>> Start

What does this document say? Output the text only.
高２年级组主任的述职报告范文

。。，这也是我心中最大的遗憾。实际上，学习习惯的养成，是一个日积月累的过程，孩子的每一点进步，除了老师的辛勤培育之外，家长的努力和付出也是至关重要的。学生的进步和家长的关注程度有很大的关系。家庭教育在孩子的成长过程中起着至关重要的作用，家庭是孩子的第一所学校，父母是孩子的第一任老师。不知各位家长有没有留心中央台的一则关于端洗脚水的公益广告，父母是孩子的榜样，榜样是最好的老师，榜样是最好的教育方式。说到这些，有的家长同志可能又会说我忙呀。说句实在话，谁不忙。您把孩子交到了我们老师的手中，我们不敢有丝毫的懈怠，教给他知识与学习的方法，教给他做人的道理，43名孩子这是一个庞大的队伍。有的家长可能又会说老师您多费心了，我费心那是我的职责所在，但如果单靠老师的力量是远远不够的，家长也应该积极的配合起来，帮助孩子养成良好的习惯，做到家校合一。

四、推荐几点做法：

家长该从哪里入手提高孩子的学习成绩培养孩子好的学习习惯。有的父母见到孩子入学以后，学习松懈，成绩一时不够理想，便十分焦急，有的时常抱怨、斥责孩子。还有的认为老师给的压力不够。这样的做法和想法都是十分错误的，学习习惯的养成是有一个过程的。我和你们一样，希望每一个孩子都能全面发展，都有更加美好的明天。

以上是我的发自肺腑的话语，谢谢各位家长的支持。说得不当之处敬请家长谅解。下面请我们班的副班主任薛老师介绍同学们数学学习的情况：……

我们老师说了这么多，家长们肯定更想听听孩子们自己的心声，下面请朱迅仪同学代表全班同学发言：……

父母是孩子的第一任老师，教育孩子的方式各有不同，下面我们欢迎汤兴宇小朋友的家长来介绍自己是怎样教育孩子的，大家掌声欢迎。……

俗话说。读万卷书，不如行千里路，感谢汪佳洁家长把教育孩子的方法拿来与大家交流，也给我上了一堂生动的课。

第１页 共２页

>> End
>> Start

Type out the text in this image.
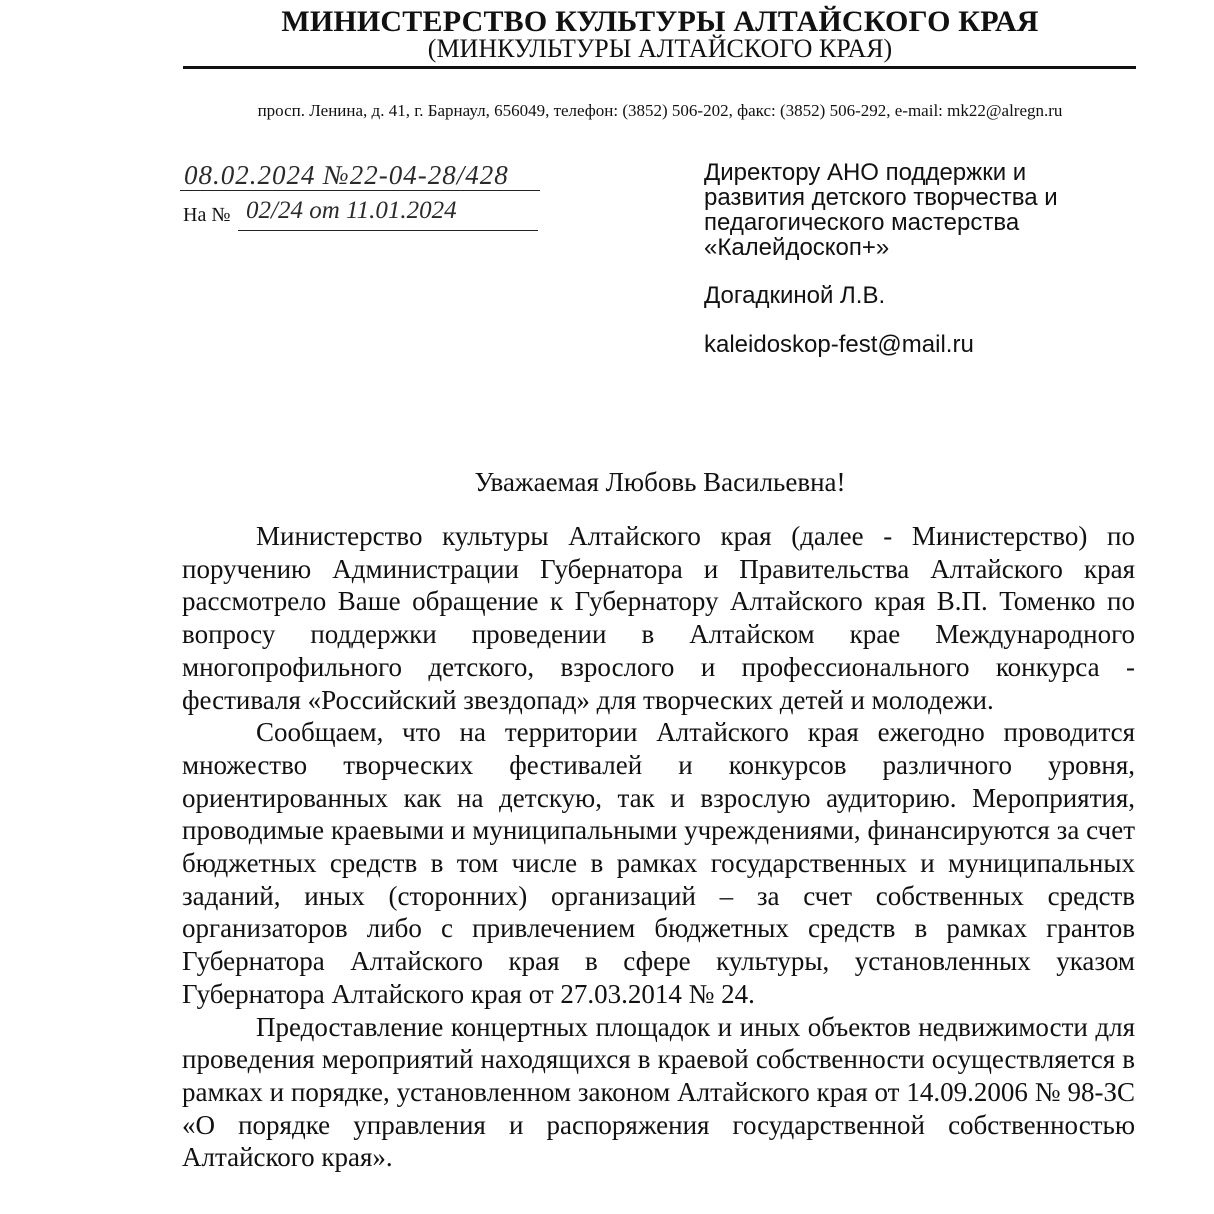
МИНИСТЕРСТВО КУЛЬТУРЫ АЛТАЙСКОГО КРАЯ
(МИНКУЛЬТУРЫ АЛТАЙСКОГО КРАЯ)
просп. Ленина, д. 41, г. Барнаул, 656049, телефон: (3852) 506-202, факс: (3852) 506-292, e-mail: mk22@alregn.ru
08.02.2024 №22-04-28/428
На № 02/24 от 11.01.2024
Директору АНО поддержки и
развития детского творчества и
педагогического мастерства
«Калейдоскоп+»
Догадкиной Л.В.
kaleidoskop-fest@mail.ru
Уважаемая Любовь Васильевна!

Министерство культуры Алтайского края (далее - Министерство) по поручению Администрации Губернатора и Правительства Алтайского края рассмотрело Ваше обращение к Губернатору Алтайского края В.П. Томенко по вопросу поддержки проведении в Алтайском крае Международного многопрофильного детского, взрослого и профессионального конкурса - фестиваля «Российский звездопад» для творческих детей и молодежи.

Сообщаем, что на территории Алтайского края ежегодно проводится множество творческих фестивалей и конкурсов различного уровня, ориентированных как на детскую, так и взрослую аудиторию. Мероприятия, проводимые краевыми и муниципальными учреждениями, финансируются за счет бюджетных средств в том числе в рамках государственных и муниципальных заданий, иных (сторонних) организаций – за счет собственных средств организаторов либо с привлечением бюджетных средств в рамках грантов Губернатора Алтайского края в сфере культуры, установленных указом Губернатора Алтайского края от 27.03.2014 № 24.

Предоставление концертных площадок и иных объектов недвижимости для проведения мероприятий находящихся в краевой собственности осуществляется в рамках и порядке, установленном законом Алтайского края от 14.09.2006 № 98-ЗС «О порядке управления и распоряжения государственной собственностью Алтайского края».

>> End

**Your task**
Identify the lines in the entries above that contain "父母是孩子的第一任老师", then copy them out.

**Solution**
。。，这也是我心中最大的遗憾。实际上，学习习惯的养成，是一个日积月累的过程，孩子的每一点进步，除了老师的辛勤培育之外，家长的努力和付出也是至关重要的。学生的进步和家长的关注程度有很大的关系。家庭教育在孩子的成长过程中起着至关重要的作用，家庭是孩子的第一所学校，父母是孩子的第一任老师。不知各位家长有没有留心中央台的一则关于端洗脚水的公益广告，父母是孩子的榜样，榜样是最好的老师，榜样是最好的教育方式。说到这些，有的家长同志可能又会说我忙呀。说句实在话，谁不忙。您把孩子交到了我们老师的手中，我们不敢有丝毫的懈怠，教给他知识与学习的方法，教给他做人的道理，43名孩子这是一个庞大的队伍。有的家长可能又会说老师您多费心了，我费心那是我的职责所在，但如果单靠老师的力量是远远不够的，家长也应该积极的配合起来，帮助孩子养成良好的习惯，做到家校合一。
父母是孩子的第一任老师，教育孩子的方式各有不同，下面我们欢迎汤兴宇小朋友的家长来介绍自己是怎样教育孩子的，大家掌声欢迎。……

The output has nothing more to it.